Look through the lines and report how many include the word "启动回拉", giving nothing but the number.

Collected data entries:

——————————

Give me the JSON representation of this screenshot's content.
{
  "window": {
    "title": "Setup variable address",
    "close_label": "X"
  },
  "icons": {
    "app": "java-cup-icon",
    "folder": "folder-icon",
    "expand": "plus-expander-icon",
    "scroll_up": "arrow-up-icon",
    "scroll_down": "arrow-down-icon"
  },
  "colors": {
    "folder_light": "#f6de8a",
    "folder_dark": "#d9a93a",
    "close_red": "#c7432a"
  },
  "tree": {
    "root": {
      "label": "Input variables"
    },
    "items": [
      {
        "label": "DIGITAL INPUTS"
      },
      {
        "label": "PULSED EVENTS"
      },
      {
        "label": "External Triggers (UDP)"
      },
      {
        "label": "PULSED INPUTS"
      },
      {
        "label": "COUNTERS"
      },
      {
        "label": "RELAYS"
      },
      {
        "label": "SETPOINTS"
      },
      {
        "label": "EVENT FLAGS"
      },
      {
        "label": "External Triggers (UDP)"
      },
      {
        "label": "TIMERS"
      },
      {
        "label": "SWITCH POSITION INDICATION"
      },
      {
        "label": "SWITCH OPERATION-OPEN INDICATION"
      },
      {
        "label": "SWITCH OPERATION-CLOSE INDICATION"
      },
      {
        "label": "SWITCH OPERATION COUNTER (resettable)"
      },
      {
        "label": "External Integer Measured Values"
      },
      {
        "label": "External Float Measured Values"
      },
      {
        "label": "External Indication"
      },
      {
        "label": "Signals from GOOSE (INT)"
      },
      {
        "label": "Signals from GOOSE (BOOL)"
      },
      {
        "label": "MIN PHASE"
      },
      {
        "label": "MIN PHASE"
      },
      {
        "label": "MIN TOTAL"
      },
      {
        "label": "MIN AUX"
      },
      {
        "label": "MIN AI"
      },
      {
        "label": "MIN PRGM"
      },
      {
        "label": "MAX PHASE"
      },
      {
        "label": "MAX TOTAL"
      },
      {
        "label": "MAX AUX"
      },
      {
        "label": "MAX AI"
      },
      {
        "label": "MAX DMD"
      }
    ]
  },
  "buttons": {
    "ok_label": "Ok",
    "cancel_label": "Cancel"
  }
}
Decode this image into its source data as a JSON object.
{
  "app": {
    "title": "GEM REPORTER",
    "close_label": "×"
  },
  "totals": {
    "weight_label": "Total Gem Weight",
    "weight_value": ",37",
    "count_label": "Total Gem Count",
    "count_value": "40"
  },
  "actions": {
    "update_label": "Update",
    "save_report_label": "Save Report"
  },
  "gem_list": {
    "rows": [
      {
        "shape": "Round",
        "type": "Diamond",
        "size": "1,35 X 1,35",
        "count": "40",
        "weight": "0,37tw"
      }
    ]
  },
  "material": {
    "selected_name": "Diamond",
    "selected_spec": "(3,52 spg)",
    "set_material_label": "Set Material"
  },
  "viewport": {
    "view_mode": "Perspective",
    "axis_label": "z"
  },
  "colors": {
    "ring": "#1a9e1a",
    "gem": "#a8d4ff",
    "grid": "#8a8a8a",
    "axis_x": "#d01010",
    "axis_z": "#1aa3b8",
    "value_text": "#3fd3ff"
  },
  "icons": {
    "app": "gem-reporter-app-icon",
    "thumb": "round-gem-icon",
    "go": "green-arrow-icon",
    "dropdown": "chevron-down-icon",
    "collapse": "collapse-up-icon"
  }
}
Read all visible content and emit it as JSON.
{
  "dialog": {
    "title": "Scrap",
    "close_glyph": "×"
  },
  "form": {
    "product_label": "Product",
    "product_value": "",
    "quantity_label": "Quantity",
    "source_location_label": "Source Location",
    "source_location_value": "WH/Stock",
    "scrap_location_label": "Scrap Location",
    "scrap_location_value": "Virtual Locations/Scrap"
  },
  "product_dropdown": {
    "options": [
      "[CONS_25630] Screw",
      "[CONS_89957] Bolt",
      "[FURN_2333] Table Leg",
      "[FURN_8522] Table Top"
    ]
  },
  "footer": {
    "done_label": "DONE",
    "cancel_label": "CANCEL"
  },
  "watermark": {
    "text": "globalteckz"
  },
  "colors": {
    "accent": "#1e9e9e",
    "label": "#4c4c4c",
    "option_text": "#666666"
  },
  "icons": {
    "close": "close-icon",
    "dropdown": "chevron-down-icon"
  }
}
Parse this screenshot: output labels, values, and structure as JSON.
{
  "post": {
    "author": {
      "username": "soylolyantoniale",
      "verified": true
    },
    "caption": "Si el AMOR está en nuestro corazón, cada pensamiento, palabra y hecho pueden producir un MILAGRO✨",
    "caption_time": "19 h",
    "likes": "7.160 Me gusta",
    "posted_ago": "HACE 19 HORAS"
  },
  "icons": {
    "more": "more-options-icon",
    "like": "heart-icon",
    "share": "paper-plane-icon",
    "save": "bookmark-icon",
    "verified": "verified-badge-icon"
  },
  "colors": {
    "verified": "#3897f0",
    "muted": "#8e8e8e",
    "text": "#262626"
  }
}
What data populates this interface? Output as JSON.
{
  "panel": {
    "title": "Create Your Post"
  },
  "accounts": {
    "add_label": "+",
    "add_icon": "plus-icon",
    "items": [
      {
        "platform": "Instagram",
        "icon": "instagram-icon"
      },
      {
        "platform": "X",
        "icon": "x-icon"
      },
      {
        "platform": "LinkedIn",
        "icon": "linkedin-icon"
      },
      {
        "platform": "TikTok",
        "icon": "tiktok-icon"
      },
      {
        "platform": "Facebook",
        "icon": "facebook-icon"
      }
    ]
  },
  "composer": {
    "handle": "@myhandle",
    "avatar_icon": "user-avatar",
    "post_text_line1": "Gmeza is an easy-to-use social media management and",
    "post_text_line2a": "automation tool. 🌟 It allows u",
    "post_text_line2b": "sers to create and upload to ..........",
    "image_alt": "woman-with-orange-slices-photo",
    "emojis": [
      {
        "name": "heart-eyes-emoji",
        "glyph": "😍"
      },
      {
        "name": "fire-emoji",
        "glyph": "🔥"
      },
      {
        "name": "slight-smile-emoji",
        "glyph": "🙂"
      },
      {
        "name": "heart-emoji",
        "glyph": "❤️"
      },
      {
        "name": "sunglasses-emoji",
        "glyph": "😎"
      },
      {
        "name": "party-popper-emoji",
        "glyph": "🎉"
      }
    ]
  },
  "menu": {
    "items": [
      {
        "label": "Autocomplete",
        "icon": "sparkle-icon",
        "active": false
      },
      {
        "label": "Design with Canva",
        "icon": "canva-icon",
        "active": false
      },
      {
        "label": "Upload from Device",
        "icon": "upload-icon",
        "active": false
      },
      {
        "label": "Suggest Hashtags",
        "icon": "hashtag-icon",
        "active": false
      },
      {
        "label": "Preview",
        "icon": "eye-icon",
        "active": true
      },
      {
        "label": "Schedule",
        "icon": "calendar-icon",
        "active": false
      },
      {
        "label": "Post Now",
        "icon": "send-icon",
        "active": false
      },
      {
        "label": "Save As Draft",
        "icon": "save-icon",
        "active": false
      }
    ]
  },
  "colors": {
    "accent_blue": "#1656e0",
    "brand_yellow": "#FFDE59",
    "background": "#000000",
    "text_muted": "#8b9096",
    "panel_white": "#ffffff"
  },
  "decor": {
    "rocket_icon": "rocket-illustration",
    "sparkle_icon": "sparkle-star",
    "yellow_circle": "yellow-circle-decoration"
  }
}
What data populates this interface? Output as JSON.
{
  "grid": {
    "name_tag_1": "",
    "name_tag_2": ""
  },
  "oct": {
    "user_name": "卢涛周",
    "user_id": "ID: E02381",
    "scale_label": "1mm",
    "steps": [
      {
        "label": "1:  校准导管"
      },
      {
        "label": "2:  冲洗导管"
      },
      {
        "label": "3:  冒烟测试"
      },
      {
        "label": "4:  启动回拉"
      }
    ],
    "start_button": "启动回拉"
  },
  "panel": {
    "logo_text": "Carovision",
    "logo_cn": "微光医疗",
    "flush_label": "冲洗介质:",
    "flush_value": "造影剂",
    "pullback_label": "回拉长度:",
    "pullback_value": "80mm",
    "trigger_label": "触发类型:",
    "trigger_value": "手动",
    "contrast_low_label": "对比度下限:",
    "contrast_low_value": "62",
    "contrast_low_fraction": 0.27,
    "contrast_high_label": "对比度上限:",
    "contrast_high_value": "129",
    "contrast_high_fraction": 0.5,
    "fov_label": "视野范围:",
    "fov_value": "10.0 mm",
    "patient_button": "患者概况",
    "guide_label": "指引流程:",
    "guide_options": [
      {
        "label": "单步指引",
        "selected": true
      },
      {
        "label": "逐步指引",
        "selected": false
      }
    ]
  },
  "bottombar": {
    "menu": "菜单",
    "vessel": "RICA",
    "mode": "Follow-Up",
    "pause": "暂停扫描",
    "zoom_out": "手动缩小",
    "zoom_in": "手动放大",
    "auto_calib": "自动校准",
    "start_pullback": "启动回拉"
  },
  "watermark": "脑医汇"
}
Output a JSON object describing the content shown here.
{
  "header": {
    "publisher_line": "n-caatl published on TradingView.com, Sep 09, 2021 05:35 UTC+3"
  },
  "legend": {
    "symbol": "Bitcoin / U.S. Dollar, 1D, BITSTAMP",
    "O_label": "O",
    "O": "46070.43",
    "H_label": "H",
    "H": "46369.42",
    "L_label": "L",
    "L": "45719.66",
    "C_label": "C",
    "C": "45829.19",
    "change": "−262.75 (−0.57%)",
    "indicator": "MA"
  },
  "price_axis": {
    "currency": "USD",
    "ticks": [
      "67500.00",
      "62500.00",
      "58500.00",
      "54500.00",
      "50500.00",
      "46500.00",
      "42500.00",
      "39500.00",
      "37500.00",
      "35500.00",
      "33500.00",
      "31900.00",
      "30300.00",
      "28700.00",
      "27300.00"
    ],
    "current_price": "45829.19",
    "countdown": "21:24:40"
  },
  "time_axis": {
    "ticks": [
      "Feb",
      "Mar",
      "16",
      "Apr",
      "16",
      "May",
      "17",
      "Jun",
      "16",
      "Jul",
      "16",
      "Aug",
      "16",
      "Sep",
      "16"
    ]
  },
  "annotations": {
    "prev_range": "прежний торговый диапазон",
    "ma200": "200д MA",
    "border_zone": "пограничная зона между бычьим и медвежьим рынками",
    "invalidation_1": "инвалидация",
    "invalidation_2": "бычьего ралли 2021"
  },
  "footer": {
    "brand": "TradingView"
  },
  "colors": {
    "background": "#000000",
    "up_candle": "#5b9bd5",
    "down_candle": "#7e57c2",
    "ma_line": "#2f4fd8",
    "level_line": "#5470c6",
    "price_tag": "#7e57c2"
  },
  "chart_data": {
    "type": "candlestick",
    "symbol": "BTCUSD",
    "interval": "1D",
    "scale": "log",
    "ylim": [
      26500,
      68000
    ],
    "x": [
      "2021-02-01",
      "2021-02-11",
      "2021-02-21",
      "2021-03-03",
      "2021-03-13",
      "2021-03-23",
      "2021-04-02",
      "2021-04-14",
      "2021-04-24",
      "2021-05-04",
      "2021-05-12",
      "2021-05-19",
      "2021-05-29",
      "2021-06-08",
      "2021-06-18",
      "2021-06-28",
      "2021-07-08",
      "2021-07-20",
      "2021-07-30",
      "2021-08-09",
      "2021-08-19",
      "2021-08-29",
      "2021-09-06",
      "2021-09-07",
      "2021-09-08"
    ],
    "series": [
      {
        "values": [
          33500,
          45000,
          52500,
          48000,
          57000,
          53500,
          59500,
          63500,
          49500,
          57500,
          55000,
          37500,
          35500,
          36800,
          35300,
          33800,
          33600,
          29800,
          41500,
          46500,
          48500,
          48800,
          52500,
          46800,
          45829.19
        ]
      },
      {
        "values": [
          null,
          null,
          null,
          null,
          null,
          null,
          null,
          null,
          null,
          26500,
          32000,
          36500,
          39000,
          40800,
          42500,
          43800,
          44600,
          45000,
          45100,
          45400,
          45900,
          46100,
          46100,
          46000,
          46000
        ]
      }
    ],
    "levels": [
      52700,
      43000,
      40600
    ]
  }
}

——————————

◆ EXERCISE OUTPUT: 3